━━ Raw records

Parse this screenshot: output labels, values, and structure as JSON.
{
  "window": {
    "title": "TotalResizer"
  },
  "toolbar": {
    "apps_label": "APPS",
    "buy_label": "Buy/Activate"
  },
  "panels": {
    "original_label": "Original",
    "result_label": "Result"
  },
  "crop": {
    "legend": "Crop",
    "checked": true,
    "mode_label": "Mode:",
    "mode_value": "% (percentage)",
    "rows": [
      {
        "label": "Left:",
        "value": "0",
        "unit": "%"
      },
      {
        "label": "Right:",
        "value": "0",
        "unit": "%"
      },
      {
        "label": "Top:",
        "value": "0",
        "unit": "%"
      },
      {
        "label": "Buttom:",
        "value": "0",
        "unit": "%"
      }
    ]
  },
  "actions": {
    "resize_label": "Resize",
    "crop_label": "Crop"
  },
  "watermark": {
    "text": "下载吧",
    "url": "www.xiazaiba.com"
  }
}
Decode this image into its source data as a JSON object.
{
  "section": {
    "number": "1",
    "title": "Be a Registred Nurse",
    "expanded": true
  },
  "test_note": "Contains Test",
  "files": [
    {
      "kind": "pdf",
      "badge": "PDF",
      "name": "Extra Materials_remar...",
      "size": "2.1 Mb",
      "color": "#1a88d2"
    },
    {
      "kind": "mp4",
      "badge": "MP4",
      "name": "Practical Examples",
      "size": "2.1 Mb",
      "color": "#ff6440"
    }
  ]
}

━━━━

Given exercise: Copy out each record exactly as given, omitting none.

Answer to the exercise:
Parse this screenshot: output labels, values, and structure as JSON.
{
  "window": {
    "title": "TotalResizer"
  },
  "toolbar": {
    "apps_label": "APPS",
    "buy_label": "Buy/Activate"
  },
  "panels": {
    "original_label": "Original",
    "result_label": "Result"
  },
  "crop": {
    "legend": "Crop",
    "checked": true,
    "mode_label": "Mode:",
    "mode_value": "% (percentage)",
    "rows": [
      {
        "label": "Left:",
        "value": "0",
        "unit": "%"
      },
      {
        "label": "Right:",
        "value": "0",
        "unit": "%"
      },
      {
        "label": "Top:",
        "value": "0",
        "unit": "%"
      },
      {
        "label": "Buttom:",
        "value": "0",
        "unit": "%"
      }
    ]
  },
  "actions": {
    "resize_label": "Resize",
    "crop_label": "Crop"
  },
  "watermark": {
    "text": "下载吧",
    "url": "www.xiazaiba.com"
  }
}
Decode this image into its source data as a JSON object.
{
  "section": {
    "number": "1",
    "title": "Be a Registred Nurse",
    "expanded": true
  },
  "test_note": "Contains Test",
  "files": [
    {
      "kind": "pdf",
      "badge": "PDF",
      "name": "Extra Materials_remar...",
      "size": "2.1 Mb",
      "color": "#1a88d2"
    },
    {
      "kind": "mp4",
      "badge": "MP4",
      "name": "Practical Examples",
      "size": "2.1 Mb",
      "color": "#ff6440"
    }
  ]
}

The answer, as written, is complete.